Cette argumentation, qui consiste à dire que la saisie deviendrait caduque faute d'élément particulier survenu dans le mois de la date à laquelle elle a été opérée, est dépourvue du moindre fondement. Par ailleurs, l'appelante ne peut pas soutenir que la procédure est restée en l'état puisqu'elle a elle-même usé de la garantie ouverte à l'article L.59 du livre des procédures fiscales en saisissant le 21 septembre 2016, la commission départementale ou nationale des impôts directs et que cette commission, qui est présidée par le président du tribunal administratif ou par un membre du tribunal désigné par lui ou par un membre de la cour administrative d'appel désigné, à la demande du président du tribunal, par celui de la cour est indépendante de l'administration fiscale. Enfin, la société appelante ne conteste nullement qu'il existe des menaces sur le recouvrement de la créance, ainsi que l'avait à bon droit relevé le juge de l'exécution dans sa décision du 27 octobre 2016, en faisant valoir d'une part l'importance des rappels de TVA et d'impôt sur les sociétés et d'autre part le tait que l'activité menée par cette société était exercée sans comptabilité transparente et avec recours à des salariés détachés, comportement fiscal, nécessairement intentionnel, laissant craindre des difficultés majeures de recouvrement, ce qui est confirmé par le fait que la société appelante n'a pas été à même de consigner la moindre somme que ce soit pour tenter d'échapper à la mesure conservatoire. Il convient donc de confirmer la décision déférée en toutes ses dispositions sans qu'il y ait motif à ordonner la mainlevée de la saisie conservatoire du véhicule Peugeot immatriculé [...] » ;

ET AUX MOTIFS ADOPTÉS QUE « sur la demande de jonction, que s'agissant de recours effectivement identiques, mais formés après rejet des trois recours hiérarchiques introduit auprès de l'Administration fiscale, il convient de procéder à la jonction de ces trois instances n°11 17 1009, 1010 et 1011 avec l'instance n°11-17.423 ; que la contestation de la Sarl Atlassib Franta est de ce fait recevable puisque le recours hiérarchique a été régularisé et a fait l'objet d'une décision de rejet ; sur le bien-fondé des saisies-conservatoires des 4 et 20 janvier 2017, que l'article L.511-1 du Code des procédures civiles d'exécution ne fait pas de distinction entre les créanciers ; que le fait que l'Administration fiscale dispose de son droit propre ne lui interdit pas de recourir à des procédures civiles de droit commun dès lors qu'il n'existe pas de procédure fiscale spécifique - ce qui est le cas pour les mesures conservatoires de créances ; sur l'obtention du titre exécutoire prévue par l'article L.511-4 du Code des procédures civiles d'exécution, dans le délai d'un mois suivant l'article R.511-7, que ce dernier article prévoit que le créancier introduit une procédure ou accomplit les formalités nécessaires à l'obtention d'un titre exécutoire ; qu'en l'espèce, s'agissant d'une procédure fiscale dans le cadre de laquelle l'Administration fiscale se délivre à elle-même son propre titre, force est de constater que M. le Comptable des Finances Publiques du Service des Impôts des Entreprises de Strasbourg-Ouest poursuit l'accomplissement des formalités propres à la procédure fiscale en suivant les étapes prévues entre la vérification fiscale et l'avis de mise en recouvrement telles qu'énoncées par la Sarl Atlassib Franta elle-même ; qu'à cet égard, il est rappelé à juste titre par M. le Comptable des Finances Publiques du Service des Impôts des Entreprises de Strasbourg-Ouest que la Cour de Cassation admet que l'envoi d'un avis de vérification de comptabilité constitue le début de la procédure visant à obtenir un titre exécutoire et qu'il a été depuis suivi par toutes les étapes nécessaires ; qu'en conséquence, la Sarl Atlassib Franta sera déboutée de sa contestation » ;

1. ALORS QU'EN jugeant qu'il ne peut être sérieusement contesté que l'administration fiscale est fondée, comme tout créancier justifiant d'une créance qui paraît fondée en son principe, à solliciter du juge l'autorisation de pratiquer une mesure conservatoire sur les biens de son débiteur si elle justifie de circonstances susceptibles d'en menacer le recouvrement, cependant que les dispositions spéciales du livre des procédures fiscales autorisant les comptables publics à prendre des mesures conservatoires sans disposer d'un titre exécutoire constatant et authentifiant la créance d'impôt sont limitatives et chassent l'application des dispositions générales du code des procédures civiles d'exécution, la cour d'appel a violé l'article L. 511-1 du code des procédures civiles d'exécution par fausse application.

-- TRAVAIL À FAIRE --
1) Pouvez-vous reproduire tout ce qui va de « 1. ALORS QU'EN » jusqu'à « par fausse application. » dans l'extrait sur la saisie conservatoire ?
2) Pouvez-vous reprendre l'extrait sur la saisie conservatoire à partir de l'endroit où il s'arrête ?
Les items n'ont aucune utilité ici.

(Items issus d'un jeu de données)
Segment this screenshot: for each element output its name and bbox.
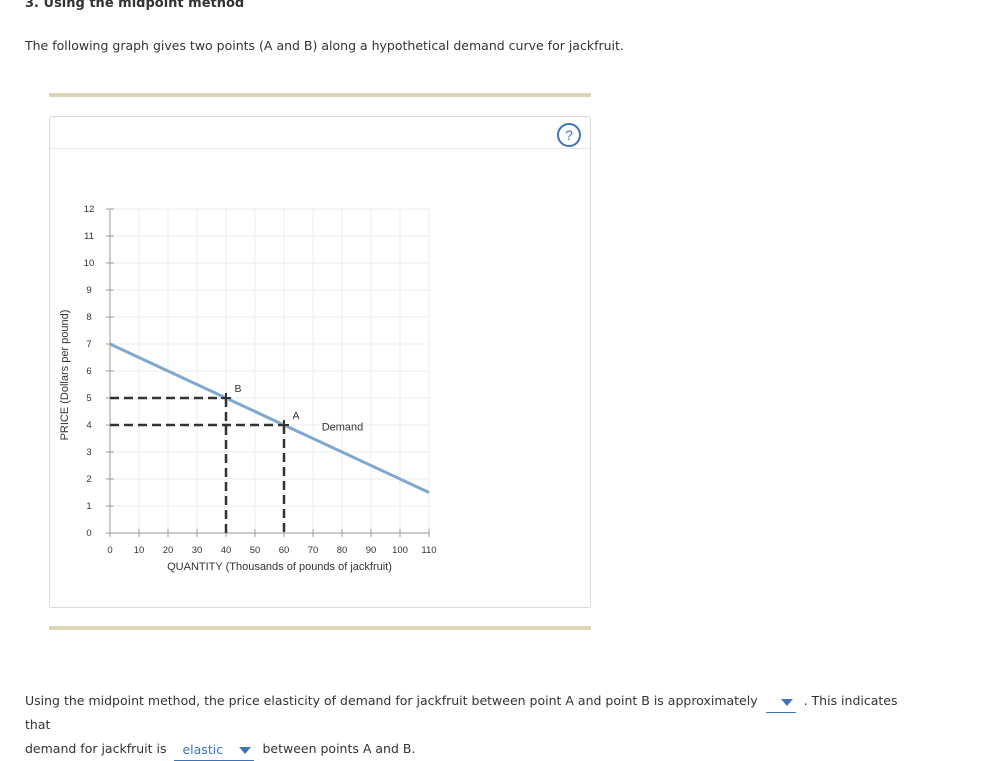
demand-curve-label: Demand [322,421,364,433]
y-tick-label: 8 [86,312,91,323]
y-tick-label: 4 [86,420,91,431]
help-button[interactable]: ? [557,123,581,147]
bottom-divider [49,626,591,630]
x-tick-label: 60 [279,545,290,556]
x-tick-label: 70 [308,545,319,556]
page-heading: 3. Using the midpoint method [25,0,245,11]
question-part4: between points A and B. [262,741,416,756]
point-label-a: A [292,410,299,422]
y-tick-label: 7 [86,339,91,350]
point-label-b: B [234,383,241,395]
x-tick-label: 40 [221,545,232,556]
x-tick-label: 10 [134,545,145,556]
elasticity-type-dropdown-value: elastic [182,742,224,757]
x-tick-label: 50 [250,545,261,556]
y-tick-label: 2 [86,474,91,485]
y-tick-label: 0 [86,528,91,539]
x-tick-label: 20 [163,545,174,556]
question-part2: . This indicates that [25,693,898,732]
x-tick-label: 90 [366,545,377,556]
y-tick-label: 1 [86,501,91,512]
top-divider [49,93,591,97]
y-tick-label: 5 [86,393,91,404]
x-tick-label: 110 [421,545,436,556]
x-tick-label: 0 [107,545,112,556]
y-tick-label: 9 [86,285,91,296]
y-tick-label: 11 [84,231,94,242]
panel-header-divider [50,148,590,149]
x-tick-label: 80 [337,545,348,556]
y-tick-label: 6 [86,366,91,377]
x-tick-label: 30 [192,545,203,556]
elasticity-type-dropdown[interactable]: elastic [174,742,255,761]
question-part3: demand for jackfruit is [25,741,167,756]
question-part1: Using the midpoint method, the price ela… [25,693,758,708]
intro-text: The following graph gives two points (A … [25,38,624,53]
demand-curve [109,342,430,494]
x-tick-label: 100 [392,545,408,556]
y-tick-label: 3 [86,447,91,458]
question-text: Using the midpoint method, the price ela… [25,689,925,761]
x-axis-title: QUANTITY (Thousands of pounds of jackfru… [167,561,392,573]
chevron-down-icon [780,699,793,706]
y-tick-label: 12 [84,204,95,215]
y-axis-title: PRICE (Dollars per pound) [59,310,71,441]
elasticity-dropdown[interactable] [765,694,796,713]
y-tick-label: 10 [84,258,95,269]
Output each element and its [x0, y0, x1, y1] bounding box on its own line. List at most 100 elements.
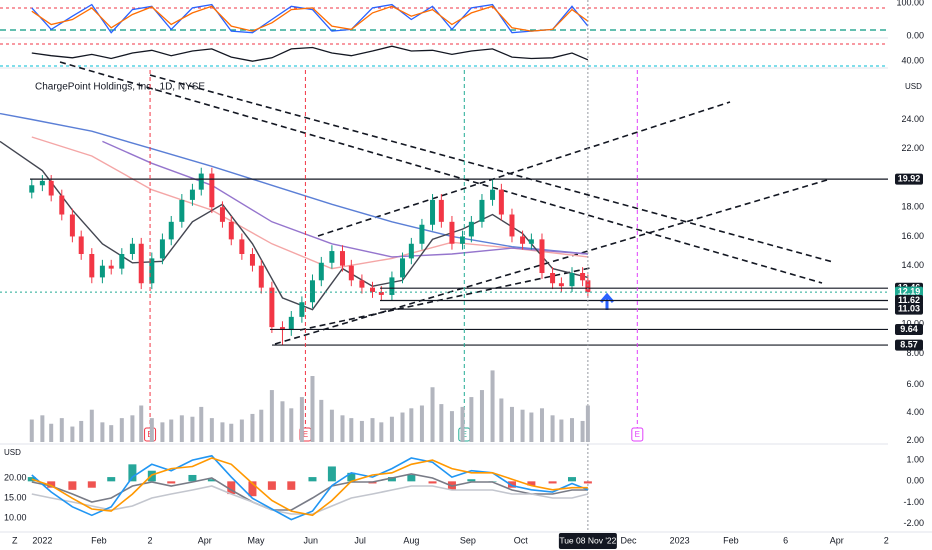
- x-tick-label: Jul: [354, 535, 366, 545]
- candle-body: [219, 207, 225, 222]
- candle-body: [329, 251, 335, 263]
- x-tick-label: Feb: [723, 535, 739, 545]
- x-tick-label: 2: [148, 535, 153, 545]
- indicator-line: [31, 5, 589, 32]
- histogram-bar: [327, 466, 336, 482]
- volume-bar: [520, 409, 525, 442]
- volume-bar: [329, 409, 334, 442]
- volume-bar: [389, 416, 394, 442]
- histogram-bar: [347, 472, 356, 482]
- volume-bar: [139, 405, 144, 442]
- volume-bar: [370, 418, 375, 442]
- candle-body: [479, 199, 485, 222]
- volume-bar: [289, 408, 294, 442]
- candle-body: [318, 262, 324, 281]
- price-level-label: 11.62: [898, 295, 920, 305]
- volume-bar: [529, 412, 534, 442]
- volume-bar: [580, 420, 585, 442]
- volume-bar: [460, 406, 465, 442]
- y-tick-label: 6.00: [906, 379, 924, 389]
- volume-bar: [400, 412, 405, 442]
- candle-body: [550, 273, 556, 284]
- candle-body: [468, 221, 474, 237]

-- RÉPONSES PAR TÂCHE --
1)
1. ALORS QU'EN jugeant qu'il ne peut être sérieusement contesté que l'administration fiscale est fondée, comme tout créancier justifiant d'une créance qui paraît fondée en son principe, à solliciter du juge l'autorisation de pratiquer une mesure conservatoire sur les biens de son débiteur si elle justifie de circonstances susceptibles d'en menacer le recouvrement, cependant que les dispositions spéciales du livre des procédures fiscales autorisant les comptables publics à prendre des mesures conservatoires sans disposer d'un titre exécutoire constatant et authentifiant la créance d'impôt sont limitatives et chassent l'application des dispositions générales du code des procédures civiles d'exécution, la cour d'appel a violé l'article L. 511-1 du code des procédures civiles d'exécution par fausse application.

2)
2. ALORS, en toute hypothèse, QU'IL appartient au juge de l'exécution saisi en application de l'article L. 512-1 du même code d'une demande du contribuable tendant à la mainlevée des mesures conservatoires qu'il a précédemment autorisées d'apprécier concrètement, au vu des énonciations de l'administration figurant dans les actes de la procédure de rectification contradictoire, des réponses du contribuable et, plus généralement des écritures des parties dans le cadre de la procédure de mainlevée, si les allégations de l'administration sont suffisamment solides pour justifier l'existence d'une créance paraissant fondée en son principe ; qu'en se défaussant en l'espèce de tout contrôle, aux motifs que l'administration avait suffisamment justifié d'une créance fondée en son principe par la seule production de la proposition de rectification et des observations du service en réponse aux observations du contribuable et que le caractère vraisemblable de la créance alléguée n'était pas remis en cause par la réponse des autorités fiscales roumaines à la demande d'assistance administrative de l'administration fiscale dont il appartiendrait à cette dernière d'apprécier l'incidence sur la procédure de rectification contradictoire, la cour d'appel a violé les articles L. 511-1 et L. 512-1 du code des procédures civiles d'exécution.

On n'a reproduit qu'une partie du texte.